→ **What is asked**: Look through the records that follow. Copy every line containing the word "climate".

Saved entries:
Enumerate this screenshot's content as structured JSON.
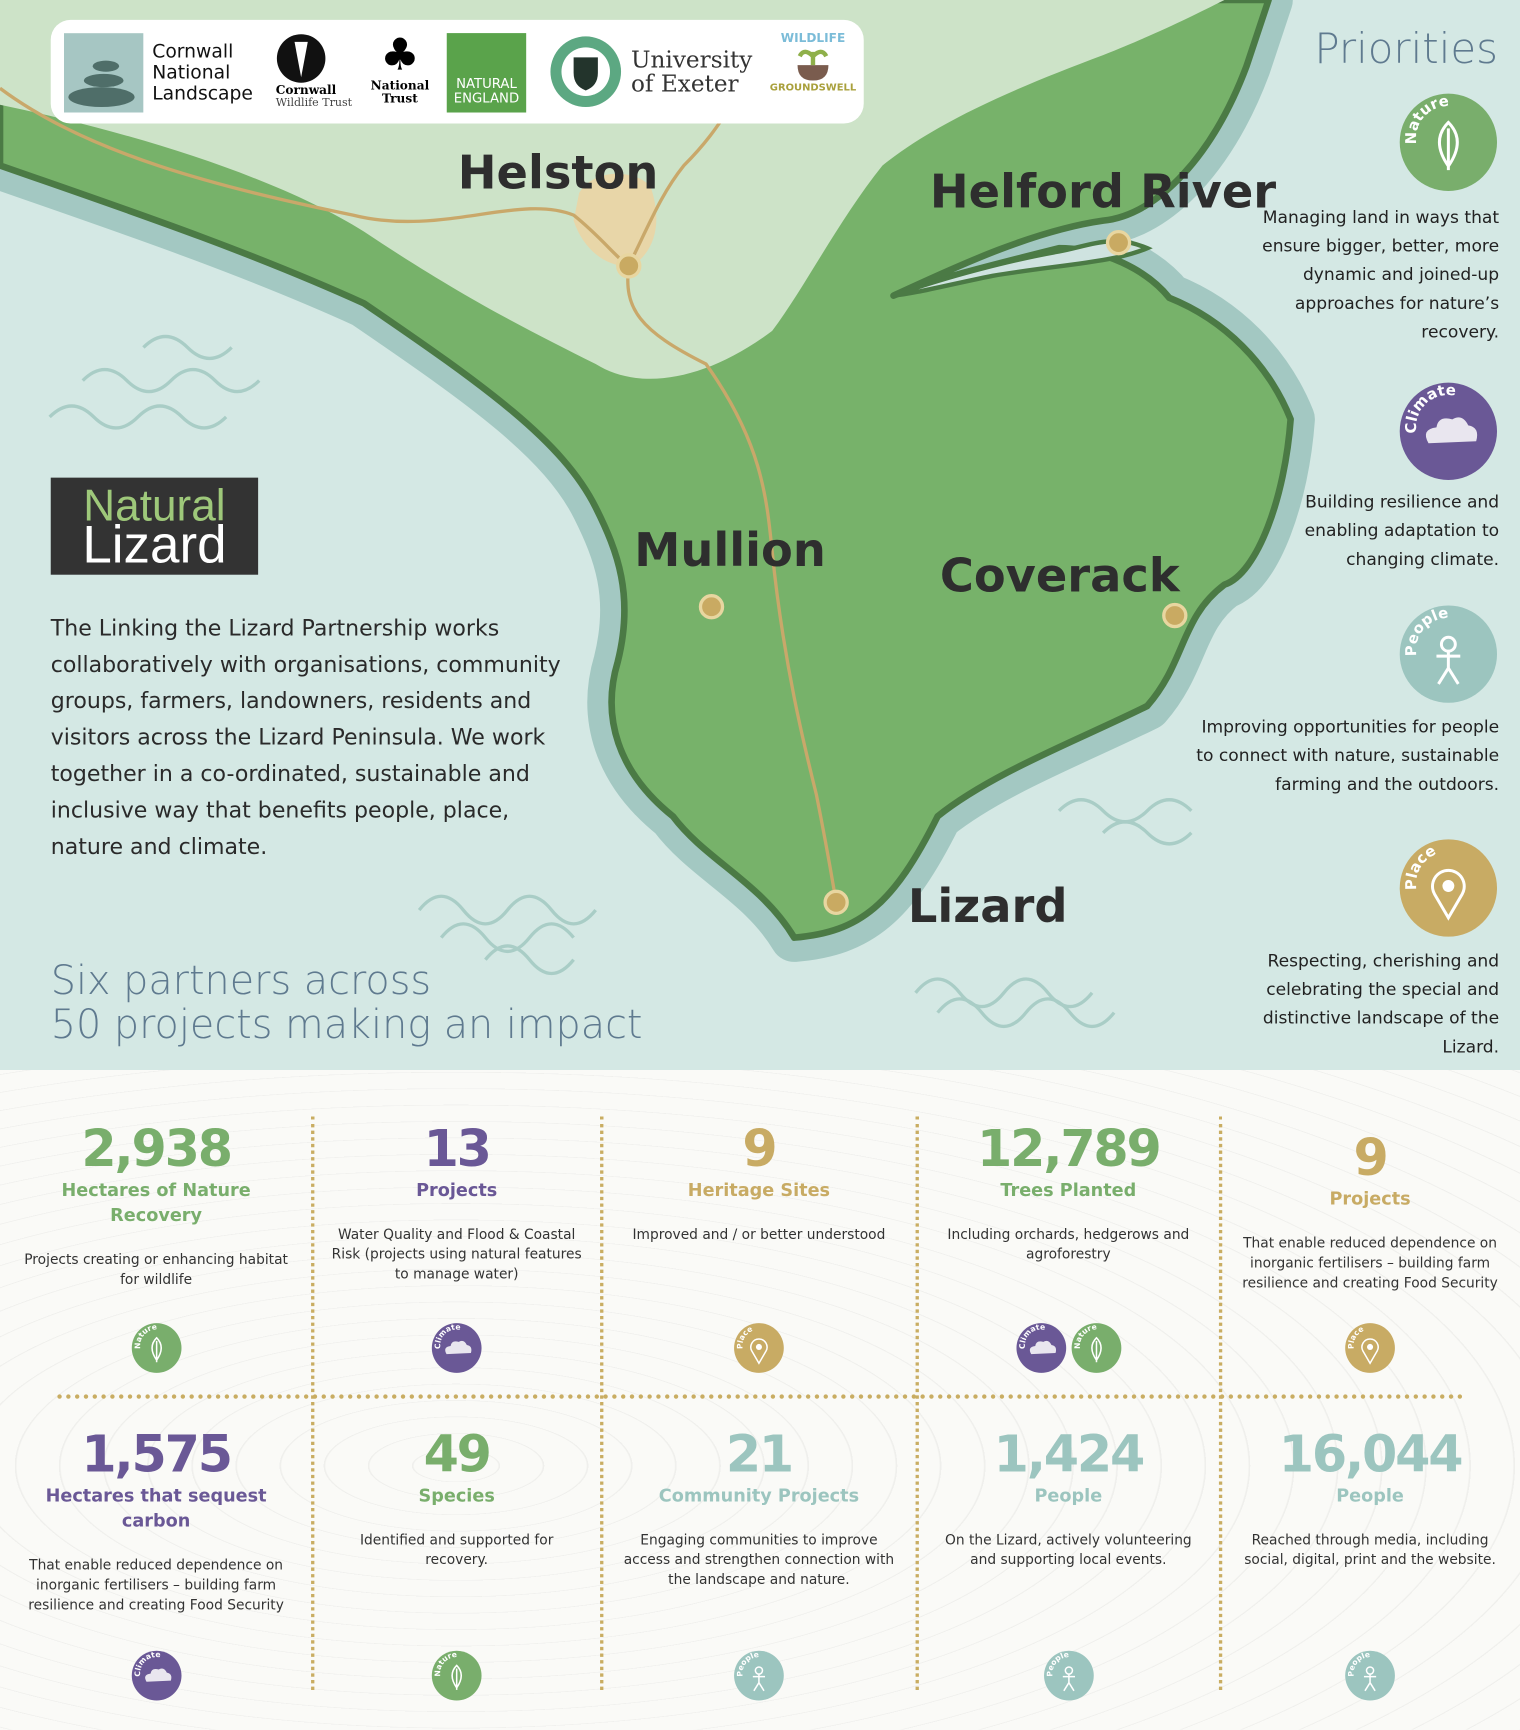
{
  "logos": {
    "cornwall_national_landscape": "Cornwall National Landscape",
    "cornwall_wildlife_trust": [
      "Cornwall",
      "Wildlife Trust"
    ],
    "national_trust": [
      "National",
      "Trust"
    ],
    "natural_england": [
      "NATURAL",
      "ENGLAND"
    ],
    "university_of_exeter": [
      "University",
      "of Exeter"
    ],
    "wildlife_groundswell": [
      "WILDLIFE",
      "GROUNDSWELL"
    ]
  },
  "map": {
    "towns": {
      "helston": "Helston",
      "helford": "Helford River",
      "mullion": "Mullion",
      "coverack": "Coverack",
      "lizard": "Lizard"
    },
    "colors": {
      "sea": "#d4e8e4",
      "land_north": "#cde3c8",
      "land": "#77b26a",
      "coast": "#4b7a45",
      "halo": "#a3c8c2",
      "road": "#c9a86a"
    }
  },
  "icon_labels": {
    "nature": "Nature",
    "climate": "Climate",
    "people": "People",
    "place": "Place"
  },
  "icon_colors": {
    "nature": "#79ae6c",
    "climate": "#6a5896",
    "people": "#9cc5bf",
    "place": "#c8ab64"
  },
  "priorities": {
    "title": "Priorities",
    "items": [
      {
        "icon": "nature",
        "text": "Managing land in ways that ensure bigger, better, more dynamic and joined-up approaches for nature’s recovery."
      },
      {
        "icon": "climate",
        "text": "Building resilience and enabling adaptation to changing climate."
      },
      {
        "icon": "people",
        "text": "Improving opportunities for people to connect with nature, sustainable farming and the outdoors."
      },
      {
        "icon": "place",
        "text": "Respecting, cherishing and celebrating the special and distinctive landscape of the Lizard."
      }
    ]
  },
  "natural_lizard_logo": [
    "Natural",
    "Lizard"
  ],
  "intro": "The Linking the Lizard Partnership works collaboratively with organisations, community groups, farmers, landowners, residents and visitors across the Lizard Peninsula. We work together in a co-ordinated, sustainable and inclusive way that benefits people, place, nature and climate.",
  "headline": [
    "Six partners across",
    "50 projects making an impact"
  ],
  "stats": [
    {
      "number": "2,938",
      "label": "Hectares of Nature Recovery",
      "desc": "Projects creating or enhancing habitat for wildlife",
      "color": "#79ae6c",
      "icons": [
        "nature"
      ]
    },
    {
      "number": "13",
      "label": "Projects",
      "desc": "Water Quality and Flood & Coastal Risk (projects using natural features to manage water)",
      "color": "#6a5896",
      "icons": [
        "climate"
      ]
    },
    {
      "number": "9",
      "label": "Heritage Sites",
      "desc": "Improved and / or better understood",
      "color": "#c8ab64",
      "icons": [
        "place"
      ]
    },
    {
      "number": "12,789",
      "label": "Trees Planted",
      "desc": "Including orchards, hedgerows and agroforestry",
      "color": "#79ae6c",
      "icons": [
        "climate",
        "nature"
      ]
    },
    {
      "number": "9",
      "label": "Projects",
      "desc": "That enable reduced dependence on inorganic fertilisers – building farm resilience and creating Food Security",
      "color": "#c8ab64",
      "icons": [
        "place"
      ]
    },
    {
      "number": "1,575",
      "label": "Hectares that sequest carbon",
      "desc": "That enable reduced dependence on inorganic fertilisers – building farm resilience and creating Food Security",
      "color": "#6a5896",
      "icons": [
        "climate"
      ]
    },
    {
      "number": "49",
      "label": "Species",
      "desc": "Identified and supported for recovery.",
      "color": "#79ae6c",
      "icons": [
        "nature"
      ]
    },
    {
      "number": "21",
      "label": "Community Projects",
      "desc": "Engaging communities to improve access and strengthen connection with the landscape and nature.",
      "color": "#9cc5bf",
      "icons": [
        "people"
      ]
    },
    {
      "number": "1,424",
      "label": "People",
      "desc": "On the Lizard, actively volunteering and supporting local events.",
      "color": "#9cc5bf",
      "icons": [
        "people"
      ]
    },
    {
      "number": "16,044",
      "label": "People",
      "desc": "Reached through media, including social, digital, print and the website.",
      "color": "#9cc5bf",
      "icons": [
        "people"
      ]
    }
  ]
}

→ **Finished exercise**:
    "climate": "Climate",
    "climate": "#6a5896",
        "icon": "climate",
        "text": "Building resilience and enabling adaptation to changing climate."
  "intro": "The Linking the Lizard Partnership works collaboratively with organisations, community groups, farmers, landowners, residents and visitors across the Lizard Peninsula. We work together in a co-ordinated, sustainable and inclusive way that benefits people, place, nature and climate.",
        "climate"
        "climate",
        "climate"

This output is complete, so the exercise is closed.